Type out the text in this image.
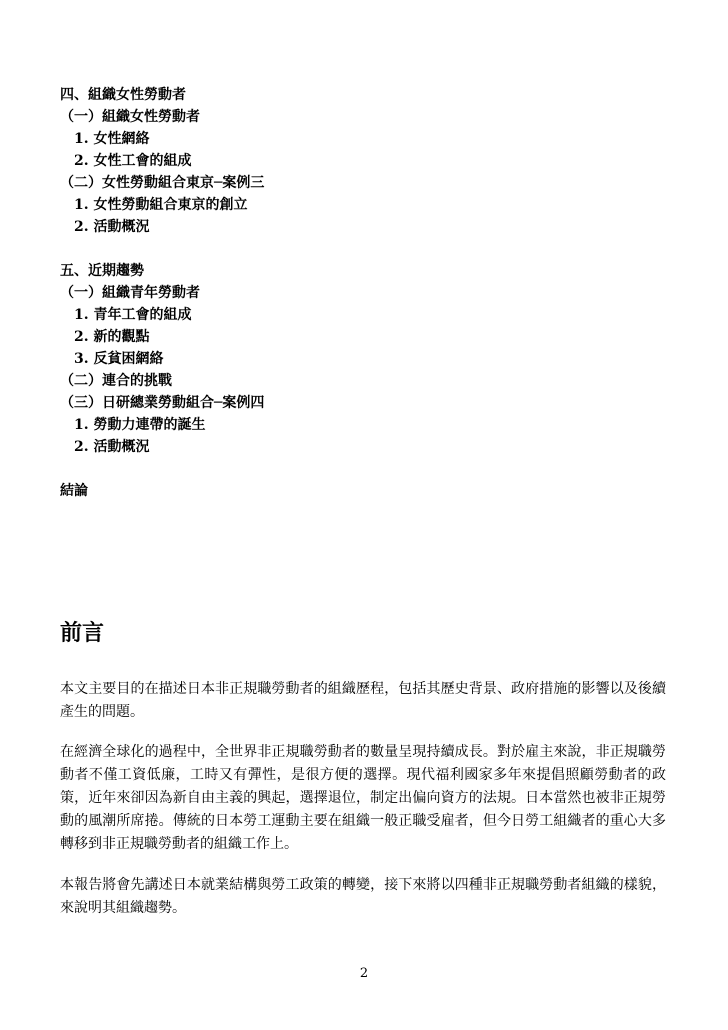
四、組織女性勞動者
（一）組織女性勞動者
1. 女性網絡
2. 女性工會的組成
（二）女性勞動組合東京─案例三
1. 女性勞動組合東京的創立
2. 活動概況
五、近期趨勢
（一）組織青年勞動者
1. 青年工會的組成
2. 新的觀點
3. 反貧困網絡
（二）連合的挑戰
（三）日研總業勞動組合─案例四
1. 勞動力連帶的誕生
2. 活動概況
結論
前言

本文主要目的在描述日本非正規職勞動者的組織歷程，包括其歷史背景、政府措施的影響以及後續產生的問題。

在經濟全球化的過程中，全世界非正規職勞動者的數量呈現持續成長。對於雇主來說，非正規職勞動者不僅工資低廉，工時又有彈性，是很方便的選擇。現代福利國家多年來提倡照顧勞動者的政策，近年來卻因為新自由主義的興起，選擇退位，制定出偏向資方的法規。日本當然也被非正規勞動的風潮所席捲。傳統的日本勞工運動主要在組織一般正職受雇者，但今日勞工組織者的重心大多轉移到非正規職勞動者的組織工作上。

本報告將會先講述日本就業結構與勞工政策的轉變，接下來將以四種非正規職勞動者組織的樣貌，來說明其組織趨勢。

2
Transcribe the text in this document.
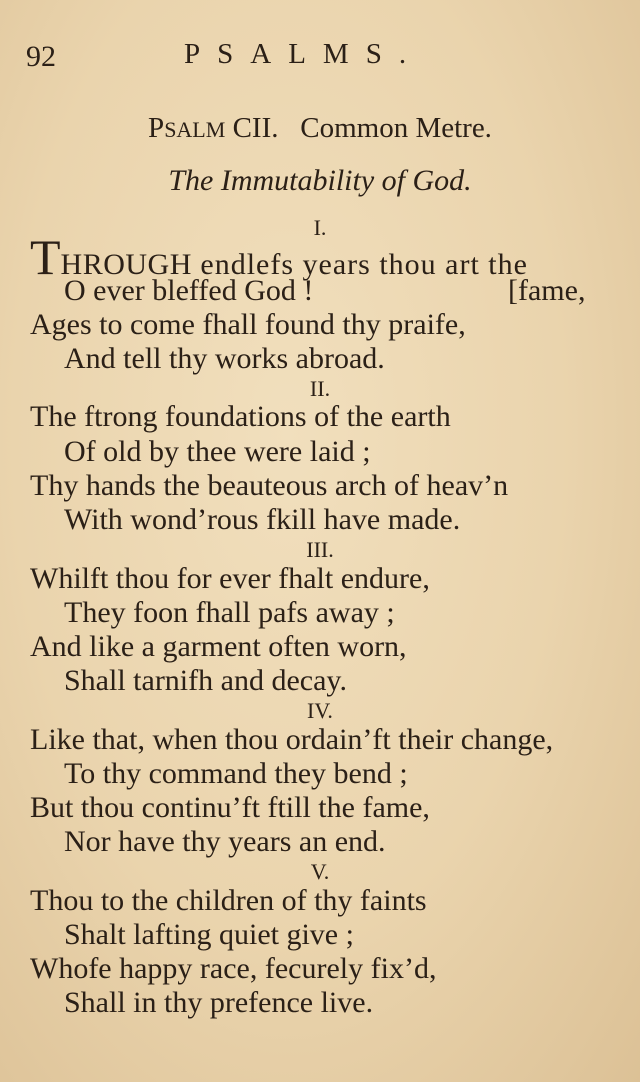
92	PSALMS.
PSALM CII. Common Metre.
The Immutability of God.
I.
THROUGH endlefs years thou art the
O ever bleffed God !	[fame,
Ages to come fhall found thy praife,
And tell thy works abroad.
II.
The ftrong foundations of the earth
Of old by thee were laid ;
Thy hands the beauteous arch of heav’n
With wond’rous fkill have made.
III.
Whilft thou for ever fhalt endure,
They foon fhall pafs away ;
And like a garment often worn,
Shall tarnifh and decay.
IV.
Like that, when thou ordain’ft their change,
To thy command they bend ;
But thou continu’ft ftill the fame,
Nor have thy years an end.
V.
Thou to the children of thy faints
Shalt lafting quiet give ;
Whofe happy race, fecurely fix’d,
Shall in thy prefence live.
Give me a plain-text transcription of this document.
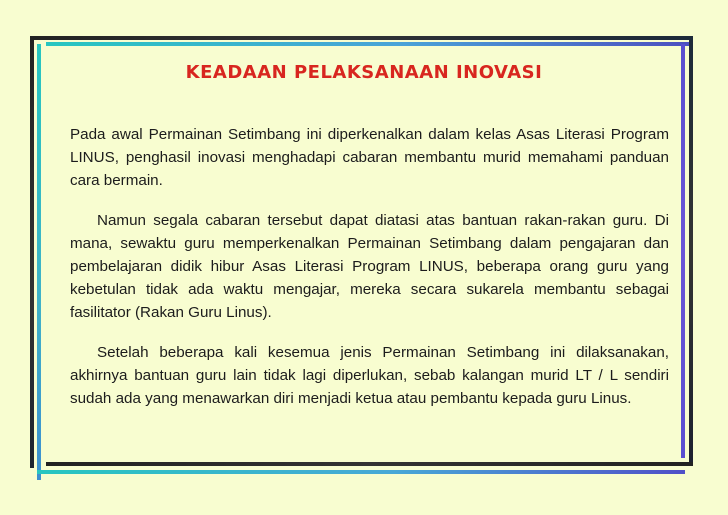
KEADAAN PELAKSANAAN INOVASI

Pada awal Permainan Setimbang ini diperkenalkan dalam kelas Asas Literasi Program LINUS, penghasil inovasi menghadapi cabaran membantu murid memahami panduan cara bermain.

Namun segala cabaran tersebut dapat diatasi atas bantuan rakan-rakan guru. Di mana, sewaktu guru memperkenalkan Permainan Setimbang dalam pengajaran dan pembelajaran didik hibur Asas Literasi Program LINUS, beberapa orang guru yang kebetulan tidak ada waktu mengajar, mereka secara sukarela membantu sebagai fasilitator (Rakan Guru Linus).

Setelah beberapa kali kesemua jenis Permainan Setimbang ini dilaksanakan, akhirnya bantuan guru lain tidak lagi diperlukan, sebab kalangan murid LT / L sendiri sudah ada yang menawarkan diri menjadi ketua atau pembantu kepada guru Linus.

------

TASK GOAL:
Select every line in the records above that contains the word "document".

TASK ANSWER:
Transcribe the text in this document.
Give me a plain-text transcription of this document.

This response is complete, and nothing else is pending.